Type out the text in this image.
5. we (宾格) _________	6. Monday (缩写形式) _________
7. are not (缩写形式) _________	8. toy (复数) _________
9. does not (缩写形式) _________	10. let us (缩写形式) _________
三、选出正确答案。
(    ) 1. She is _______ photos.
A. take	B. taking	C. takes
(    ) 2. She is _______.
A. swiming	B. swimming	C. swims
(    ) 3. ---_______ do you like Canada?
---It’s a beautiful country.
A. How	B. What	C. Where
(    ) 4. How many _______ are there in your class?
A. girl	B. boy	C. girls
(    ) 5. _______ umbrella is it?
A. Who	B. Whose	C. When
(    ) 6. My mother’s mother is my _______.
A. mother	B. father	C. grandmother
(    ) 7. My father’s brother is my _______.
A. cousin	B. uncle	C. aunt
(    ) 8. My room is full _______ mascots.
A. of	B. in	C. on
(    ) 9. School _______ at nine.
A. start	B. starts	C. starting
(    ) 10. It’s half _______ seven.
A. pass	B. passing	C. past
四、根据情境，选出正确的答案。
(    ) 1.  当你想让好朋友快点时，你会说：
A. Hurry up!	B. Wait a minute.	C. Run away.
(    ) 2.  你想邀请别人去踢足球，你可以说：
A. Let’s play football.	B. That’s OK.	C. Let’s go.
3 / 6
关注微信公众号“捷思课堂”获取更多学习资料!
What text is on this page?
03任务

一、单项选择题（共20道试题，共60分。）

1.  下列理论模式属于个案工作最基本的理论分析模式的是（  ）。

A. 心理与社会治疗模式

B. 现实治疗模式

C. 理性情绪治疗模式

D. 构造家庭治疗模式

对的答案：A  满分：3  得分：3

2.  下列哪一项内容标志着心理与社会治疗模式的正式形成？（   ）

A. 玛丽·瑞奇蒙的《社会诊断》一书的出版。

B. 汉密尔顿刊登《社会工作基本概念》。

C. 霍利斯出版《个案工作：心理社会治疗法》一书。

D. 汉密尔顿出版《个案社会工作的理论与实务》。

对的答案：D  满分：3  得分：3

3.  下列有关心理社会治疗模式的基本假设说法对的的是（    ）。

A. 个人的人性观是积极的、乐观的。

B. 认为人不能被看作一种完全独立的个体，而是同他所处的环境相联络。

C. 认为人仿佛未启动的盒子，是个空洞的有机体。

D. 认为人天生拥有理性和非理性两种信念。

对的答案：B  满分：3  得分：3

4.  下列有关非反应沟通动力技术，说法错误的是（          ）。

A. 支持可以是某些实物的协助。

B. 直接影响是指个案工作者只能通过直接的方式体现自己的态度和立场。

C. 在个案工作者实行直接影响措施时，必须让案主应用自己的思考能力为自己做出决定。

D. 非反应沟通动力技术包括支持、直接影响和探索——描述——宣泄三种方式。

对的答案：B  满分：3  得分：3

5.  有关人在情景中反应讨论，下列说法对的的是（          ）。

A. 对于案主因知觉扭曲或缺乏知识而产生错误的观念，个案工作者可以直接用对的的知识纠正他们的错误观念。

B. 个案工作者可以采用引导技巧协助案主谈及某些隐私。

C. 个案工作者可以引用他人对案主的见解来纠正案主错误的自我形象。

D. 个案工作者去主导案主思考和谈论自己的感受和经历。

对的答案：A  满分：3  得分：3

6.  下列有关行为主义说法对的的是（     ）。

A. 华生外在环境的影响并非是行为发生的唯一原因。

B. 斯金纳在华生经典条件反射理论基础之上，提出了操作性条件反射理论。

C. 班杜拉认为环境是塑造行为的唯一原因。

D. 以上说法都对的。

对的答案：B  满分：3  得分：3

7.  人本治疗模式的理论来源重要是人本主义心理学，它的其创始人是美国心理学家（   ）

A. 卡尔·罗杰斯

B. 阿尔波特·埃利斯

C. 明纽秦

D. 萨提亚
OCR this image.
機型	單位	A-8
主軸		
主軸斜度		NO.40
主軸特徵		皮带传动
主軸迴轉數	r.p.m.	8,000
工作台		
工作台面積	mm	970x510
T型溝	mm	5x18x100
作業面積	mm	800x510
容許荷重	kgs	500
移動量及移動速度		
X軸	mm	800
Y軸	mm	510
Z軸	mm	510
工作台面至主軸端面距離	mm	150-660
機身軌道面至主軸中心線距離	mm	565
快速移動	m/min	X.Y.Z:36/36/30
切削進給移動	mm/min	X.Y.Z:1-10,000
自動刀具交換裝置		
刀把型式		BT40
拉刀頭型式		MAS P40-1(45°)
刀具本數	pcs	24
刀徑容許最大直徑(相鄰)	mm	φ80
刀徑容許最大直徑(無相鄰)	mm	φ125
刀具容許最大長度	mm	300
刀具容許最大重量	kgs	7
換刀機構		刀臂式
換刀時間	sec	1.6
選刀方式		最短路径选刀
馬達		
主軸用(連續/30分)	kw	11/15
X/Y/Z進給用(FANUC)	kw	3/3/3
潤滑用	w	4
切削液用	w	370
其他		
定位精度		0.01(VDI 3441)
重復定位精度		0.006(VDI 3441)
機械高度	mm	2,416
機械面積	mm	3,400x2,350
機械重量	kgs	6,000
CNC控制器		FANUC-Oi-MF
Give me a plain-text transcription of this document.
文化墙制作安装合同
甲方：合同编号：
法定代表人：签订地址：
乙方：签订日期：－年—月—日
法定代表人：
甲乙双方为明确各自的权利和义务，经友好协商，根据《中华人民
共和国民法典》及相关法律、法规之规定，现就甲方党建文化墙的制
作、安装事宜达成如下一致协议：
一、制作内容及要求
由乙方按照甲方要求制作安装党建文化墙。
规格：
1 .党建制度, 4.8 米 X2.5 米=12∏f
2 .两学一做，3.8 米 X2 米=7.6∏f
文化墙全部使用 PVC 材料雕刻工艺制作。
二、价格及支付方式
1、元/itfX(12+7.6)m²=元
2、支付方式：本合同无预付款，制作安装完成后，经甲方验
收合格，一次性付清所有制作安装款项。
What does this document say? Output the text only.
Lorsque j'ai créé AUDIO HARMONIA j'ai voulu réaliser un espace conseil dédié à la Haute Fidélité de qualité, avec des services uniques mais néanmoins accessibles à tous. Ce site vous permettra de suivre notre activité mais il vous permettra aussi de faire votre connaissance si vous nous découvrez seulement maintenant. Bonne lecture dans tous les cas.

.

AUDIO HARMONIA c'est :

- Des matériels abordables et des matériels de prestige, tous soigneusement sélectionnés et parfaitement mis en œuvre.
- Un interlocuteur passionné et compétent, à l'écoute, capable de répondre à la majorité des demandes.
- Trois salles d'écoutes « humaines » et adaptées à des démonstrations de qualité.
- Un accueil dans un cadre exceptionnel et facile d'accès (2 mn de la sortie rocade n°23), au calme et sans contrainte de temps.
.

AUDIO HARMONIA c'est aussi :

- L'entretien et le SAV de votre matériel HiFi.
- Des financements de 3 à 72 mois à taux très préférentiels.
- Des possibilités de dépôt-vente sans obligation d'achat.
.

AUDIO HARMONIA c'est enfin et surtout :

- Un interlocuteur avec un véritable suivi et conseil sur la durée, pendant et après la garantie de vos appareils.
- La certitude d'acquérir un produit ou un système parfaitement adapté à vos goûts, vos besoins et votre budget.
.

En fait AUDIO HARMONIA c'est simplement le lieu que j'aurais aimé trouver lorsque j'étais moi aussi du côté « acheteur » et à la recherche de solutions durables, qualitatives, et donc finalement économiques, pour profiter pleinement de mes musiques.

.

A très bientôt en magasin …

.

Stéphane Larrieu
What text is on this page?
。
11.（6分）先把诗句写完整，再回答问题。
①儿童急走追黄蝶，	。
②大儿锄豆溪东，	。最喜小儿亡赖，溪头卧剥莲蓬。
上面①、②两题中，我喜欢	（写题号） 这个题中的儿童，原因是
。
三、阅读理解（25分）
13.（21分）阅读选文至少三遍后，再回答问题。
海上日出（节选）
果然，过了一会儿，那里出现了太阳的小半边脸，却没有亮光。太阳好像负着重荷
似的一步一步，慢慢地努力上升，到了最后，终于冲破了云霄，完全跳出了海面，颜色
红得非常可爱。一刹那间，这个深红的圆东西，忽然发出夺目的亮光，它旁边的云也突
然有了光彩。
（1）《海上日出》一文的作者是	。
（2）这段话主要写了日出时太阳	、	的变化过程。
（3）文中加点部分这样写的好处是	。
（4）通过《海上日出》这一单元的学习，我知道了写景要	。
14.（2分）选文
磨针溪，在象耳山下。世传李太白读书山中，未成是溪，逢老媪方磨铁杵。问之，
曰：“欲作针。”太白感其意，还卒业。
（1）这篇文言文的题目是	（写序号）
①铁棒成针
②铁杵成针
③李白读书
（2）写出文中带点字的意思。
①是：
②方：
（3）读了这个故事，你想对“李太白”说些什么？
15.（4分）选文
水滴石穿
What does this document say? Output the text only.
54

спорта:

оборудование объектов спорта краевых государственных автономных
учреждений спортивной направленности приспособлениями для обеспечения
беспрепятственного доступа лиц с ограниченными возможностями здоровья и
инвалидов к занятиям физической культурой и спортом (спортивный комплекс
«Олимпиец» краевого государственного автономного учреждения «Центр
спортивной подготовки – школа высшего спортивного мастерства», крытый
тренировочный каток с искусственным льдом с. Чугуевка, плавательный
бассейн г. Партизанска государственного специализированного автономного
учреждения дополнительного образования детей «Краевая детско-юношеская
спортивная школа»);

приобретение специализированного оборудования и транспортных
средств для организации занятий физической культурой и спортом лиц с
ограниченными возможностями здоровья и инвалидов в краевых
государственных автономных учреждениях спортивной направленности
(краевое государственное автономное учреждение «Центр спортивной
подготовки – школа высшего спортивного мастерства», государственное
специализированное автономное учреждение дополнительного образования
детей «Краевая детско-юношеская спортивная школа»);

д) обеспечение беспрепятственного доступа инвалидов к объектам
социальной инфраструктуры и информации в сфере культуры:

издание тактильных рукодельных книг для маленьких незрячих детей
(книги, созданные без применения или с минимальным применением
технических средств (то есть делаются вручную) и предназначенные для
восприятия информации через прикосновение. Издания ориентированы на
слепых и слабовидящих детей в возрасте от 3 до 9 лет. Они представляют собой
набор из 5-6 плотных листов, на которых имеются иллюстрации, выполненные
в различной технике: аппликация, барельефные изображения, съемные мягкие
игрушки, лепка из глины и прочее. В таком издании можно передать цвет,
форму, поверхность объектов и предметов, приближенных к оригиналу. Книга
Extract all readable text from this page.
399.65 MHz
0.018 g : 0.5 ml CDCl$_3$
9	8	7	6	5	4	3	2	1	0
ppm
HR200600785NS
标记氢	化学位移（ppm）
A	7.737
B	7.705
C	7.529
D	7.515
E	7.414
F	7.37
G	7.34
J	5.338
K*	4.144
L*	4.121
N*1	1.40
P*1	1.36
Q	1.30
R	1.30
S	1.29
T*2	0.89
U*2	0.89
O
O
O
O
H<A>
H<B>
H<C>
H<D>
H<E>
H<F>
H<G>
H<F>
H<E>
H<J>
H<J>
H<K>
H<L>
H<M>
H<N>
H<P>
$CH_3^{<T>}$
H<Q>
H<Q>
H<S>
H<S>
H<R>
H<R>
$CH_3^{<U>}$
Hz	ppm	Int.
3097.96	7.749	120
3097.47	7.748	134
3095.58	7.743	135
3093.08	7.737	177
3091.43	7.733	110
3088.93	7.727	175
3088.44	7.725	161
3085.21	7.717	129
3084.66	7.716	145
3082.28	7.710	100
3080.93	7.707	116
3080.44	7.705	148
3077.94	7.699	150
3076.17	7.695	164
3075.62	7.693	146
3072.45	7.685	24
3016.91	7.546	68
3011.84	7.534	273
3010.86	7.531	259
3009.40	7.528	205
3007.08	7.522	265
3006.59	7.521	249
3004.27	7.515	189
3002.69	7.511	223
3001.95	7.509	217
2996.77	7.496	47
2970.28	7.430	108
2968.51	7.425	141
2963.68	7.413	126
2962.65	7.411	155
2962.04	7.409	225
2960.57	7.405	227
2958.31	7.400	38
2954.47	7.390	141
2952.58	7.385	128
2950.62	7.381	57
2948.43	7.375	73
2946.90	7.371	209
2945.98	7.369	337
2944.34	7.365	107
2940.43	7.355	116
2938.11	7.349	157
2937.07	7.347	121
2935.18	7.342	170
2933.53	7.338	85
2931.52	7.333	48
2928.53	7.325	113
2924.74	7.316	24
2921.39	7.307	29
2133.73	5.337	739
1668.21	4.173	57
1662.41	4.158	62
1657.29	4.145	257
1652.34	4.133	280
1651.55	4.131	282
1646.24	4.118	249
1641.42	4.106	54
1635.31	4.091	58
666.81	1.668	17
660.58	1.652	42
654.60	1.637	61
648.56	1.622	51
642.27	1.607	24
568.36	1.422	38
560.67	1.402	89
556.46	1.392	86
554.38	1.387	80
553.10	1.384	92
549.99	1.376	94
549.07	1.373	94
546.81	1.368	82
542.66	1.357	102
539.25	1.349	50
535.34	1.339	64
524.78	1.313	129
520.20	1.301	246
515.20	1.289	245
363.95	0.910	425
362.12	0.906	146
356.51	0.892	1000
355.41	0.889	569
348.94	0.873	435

- [TASK TO COMPLETE]:
Please list every line of the records that contains "государственное".

- [TASK RESULT]:
(краевое государственное автономное учреждение «Центр спортивной
подготовки – школа высшего спортивного мастерства», государственное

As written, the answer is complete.